▶ [Problem requirements] What number of lines hold the word "usus"? State that number and nothing besides.

#### Rows ####

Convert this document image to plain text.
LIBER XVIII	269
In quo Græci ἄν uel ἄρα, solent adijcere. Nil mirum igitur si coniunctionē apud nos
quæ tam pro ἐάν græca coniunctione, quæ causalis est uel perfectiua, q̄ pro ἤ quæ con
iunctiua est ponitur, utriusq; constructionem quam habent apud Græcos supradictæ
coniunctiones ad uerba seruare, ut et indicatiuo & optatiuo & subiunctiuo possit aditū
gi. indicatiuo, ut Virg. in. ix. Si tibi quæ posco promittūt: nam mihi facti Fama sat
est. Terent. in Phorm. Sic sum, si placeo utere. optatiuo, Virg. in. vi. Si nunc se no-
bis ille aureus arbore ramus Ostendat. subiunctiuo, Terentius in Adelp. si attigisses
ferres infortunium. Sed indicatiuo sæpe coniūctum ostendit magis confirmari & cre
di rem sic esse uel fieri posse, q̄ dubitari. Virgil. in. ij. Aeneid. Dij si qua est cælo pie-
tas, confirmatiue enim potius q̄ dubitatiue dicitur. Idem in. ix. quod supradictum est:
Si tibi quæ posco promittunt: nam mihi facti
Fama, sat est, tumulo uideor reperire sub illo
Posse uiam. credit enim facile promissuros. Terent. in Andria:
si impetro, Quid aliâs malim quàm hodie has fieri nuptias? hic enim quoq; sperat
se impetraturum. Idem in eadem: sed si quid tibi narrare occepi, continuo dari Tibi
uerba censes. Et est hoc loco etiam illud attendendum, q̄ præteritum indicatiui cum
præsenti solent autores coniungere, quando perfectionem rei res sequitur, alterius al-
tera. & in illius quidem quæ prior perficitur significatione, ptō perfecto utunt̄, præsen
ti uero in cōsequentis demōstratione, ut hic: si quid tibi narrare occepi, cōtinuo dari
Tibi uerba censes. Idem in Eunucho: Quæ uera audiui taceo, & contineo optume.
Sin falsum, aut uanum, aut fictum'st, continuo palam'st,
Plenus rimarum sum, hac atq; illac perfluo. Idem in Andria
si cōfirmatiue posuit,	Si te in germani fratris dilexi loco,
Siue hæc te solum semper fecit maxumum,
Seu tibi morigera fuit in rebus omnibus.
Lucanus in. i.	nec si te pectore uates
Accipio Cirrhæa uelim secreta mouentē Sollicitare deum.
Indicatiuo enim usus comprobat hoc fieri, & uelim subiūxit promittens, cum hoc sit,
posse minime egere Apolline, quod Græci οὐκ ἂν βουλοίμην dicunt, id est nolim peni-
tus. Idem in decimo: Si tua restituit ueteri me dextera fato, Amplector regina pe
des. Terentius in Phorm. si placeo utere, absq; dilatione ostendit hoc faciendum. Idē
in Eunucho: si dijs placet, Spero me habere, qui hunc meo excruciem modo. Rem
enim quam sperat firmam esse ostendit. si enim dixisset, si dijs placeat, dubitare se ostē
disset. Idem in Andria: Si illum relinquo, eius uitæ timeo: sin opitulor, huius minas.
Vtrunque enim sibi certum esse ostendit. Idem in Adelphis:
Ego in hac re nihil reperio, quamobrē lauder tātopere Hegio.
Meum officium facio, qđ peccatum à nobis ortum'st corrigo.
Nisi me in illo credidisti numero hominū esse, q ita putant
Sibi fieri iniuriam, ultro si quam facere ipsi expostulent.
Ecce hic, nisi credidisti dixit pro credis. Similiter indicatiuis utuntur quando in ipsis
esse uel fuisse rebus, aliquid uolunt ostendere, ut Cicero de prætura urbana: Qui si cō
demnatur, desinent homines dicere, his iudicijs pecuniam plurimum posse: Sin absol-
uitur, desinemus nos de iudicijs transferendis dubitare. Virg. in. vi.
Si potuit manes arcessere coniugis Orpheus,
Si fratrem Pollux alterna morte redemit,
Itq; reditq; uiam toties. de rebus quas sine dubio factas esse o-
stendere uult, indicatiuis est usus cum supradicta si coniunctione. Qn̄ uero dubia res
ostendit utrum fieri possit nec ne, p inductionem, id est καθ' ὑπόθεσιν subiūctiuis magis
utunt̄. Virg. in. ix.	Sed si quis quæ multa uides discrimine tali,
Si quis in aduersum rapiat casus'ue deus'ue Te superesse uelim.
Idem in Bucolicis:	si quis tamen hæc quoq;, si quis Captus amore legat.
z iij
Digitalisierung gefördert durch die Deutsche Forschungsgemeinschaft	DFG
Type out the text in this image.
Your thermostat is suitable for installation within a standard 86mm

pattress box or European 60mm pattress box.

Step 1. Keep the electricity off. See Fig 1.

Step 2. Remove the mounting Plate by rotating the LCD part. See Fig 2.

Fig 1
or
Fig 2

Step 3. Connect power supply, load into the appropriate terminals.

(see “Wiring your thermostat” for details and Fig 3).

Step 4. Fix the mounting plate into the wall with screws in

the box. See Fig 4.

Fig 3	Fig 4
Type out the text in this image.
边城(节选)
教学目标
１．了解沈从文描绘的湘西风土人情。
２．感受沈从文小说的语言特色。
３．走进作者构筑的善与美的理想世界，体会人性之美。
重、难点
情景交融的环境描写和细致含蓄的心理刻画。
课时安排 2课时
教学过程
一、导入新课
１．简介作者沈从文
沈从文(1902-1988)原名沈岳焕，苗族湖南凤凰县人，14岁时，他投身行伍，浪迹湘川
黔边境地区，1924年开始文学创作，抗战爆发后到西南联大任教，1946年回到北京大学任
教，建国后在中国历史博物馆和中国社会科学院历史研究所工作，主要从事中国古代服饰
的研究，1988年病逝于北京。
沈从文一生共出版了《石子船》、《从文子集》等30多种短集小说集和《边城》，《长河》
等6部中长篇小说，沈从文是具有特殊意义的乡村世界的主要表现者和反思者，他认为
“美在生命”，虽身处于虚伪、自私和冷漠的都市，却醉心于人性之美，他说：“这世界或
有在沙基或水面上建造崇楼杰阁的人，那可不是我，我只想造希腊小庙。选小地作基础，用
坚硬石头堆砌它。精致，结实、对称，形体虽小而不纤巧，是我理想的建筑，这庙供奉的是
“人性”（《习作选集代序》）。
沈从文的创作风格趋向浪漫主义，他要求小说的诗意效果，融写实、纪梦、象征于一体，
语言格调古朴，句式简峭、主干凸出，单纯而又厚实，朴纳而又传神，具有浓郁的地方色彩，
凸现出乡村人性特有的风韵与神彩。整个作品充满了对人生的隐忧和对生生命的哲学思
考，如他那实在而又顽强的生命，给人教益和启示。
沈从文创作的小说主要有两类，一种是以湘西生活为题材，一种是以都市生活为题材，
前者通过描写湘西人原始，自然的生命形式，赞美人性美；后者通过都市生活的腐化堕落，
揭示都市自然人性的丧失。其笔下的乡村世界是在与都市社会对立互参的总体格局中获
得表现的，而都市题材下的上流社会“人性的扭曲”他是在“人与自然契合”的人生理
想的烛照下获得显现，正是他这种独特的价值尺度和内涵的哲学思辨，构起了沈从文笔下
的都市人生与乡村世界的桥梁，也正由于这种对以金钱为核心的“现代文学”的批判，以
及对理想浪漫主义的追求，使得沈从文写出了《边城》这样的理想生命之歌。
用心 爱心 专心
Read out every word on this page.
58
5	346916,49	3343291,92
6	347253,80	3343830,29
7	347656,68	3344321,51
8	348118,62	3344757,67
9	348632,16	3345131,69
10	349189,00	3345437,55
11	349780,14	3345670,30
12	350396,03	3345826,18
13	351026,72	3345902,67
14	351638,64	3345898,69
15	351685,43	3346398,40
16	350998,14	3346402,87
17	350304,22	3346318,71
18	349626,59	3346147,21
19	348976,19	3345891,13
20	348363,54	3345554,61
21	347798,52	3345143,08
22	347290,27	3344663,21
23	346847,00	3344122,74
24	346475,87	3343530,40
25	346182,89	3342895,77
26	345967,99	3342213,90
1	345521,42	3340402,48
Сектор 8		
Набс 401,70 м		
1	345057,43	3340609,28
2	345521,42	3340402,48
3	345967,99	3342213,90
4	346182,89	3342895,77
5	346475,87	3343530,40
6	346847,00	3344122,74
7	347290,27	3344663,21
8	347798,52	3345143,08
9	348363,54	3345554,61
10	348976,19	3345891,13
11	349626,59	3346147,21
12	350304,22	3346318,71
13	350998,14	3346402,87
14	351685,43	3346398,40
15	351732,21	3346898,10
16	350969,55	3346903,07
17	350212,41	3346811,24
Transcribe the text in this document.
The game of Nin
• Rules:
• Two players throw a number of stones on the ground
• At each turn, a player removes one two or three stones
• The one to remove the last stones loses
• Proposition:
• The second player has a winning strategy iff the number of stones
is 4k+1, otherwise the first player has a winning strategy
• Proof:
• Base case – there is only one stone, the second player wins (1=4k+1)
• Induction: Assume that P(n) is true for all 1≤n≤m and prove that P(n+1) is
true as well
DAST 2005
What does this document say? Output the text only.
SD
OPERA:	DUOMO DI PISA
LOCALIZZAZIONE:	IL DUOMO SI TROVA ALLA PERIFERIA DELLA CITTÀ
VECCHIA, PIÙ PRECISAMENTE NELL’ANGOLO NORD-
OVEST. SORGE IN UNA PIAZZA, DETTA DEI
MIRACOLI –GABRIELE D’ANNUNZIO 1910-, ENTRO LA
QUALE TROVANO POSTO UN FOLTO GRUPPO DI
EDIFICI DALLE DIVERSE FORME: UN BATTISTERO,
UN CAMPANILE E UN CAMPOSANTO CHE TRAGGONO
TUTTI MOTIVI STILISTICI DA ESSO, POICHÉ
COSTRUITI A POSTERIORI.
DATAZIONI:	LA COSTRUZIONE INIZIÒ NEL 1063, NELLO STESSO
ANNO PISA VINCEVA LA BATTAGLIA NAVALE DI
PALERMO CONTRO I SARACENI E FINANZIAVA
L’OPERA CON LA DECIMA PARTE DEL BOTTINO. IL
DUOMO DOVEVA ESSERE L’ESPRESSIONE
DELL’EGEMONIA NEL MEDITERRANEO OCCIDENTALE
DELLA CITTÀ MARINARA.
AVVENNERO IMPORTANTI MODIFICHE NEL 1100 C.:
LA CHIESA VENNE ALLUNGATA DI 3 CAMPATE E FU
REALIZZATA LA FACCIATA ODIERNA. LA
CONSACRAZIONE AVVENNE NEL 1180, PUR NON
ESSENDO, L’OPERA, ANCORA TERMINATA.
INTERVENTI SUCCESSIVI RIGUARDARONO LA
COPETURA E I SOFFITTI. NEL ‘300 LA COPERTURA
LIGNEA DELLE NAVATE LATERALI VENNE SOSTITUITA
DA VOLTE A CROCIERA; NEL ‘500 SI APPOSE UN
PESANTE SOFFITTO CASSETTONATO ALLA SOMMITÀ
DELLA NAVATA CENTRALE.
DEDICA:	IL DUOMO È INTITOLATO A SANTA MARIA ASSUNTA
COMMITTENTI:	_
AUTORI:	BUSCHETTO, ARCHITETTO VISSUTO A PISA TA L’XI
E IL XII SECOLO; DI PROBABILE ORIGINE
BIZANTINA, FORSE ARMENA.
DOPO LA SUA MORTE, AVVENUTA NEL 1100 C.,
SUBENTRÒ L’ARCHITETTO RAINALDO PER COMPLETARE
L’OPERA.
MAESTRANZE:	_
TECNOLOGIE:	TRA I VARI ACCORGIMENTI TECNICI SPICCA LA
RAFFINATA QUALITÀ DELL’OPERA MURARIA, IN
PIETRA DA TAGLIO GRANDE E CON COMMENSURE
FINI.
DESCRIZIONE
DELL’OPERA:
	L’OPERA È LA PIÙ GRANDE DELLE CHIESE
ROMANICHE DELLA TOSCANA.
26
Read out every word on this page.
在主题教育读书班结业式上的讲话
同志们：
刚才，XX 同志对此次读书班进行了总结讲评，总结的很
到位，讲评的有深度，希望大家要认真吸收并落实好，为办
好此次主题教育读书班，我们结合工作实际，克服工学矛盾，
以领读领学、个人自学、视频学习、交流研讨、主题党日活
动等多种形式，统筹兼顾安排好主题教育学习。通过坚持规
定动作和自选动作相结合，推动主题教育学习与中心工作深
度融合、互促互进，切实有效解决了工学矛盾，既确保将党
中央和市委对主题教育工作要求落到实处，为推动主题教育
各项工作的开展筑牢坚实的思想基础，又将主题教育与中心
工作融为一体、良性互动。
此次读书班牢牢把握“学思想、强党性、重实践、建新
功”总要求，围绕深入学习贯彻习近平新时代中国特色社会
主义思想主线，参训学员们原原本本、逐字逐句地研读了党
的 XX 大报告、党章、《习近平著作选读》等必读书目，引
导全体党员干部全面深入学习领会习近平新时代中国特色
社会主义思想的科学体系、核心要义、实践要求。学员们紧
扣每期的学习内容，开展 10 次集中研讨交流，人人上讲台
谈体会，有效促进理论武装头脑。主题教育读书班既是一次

####

▶ [Exercise output] 2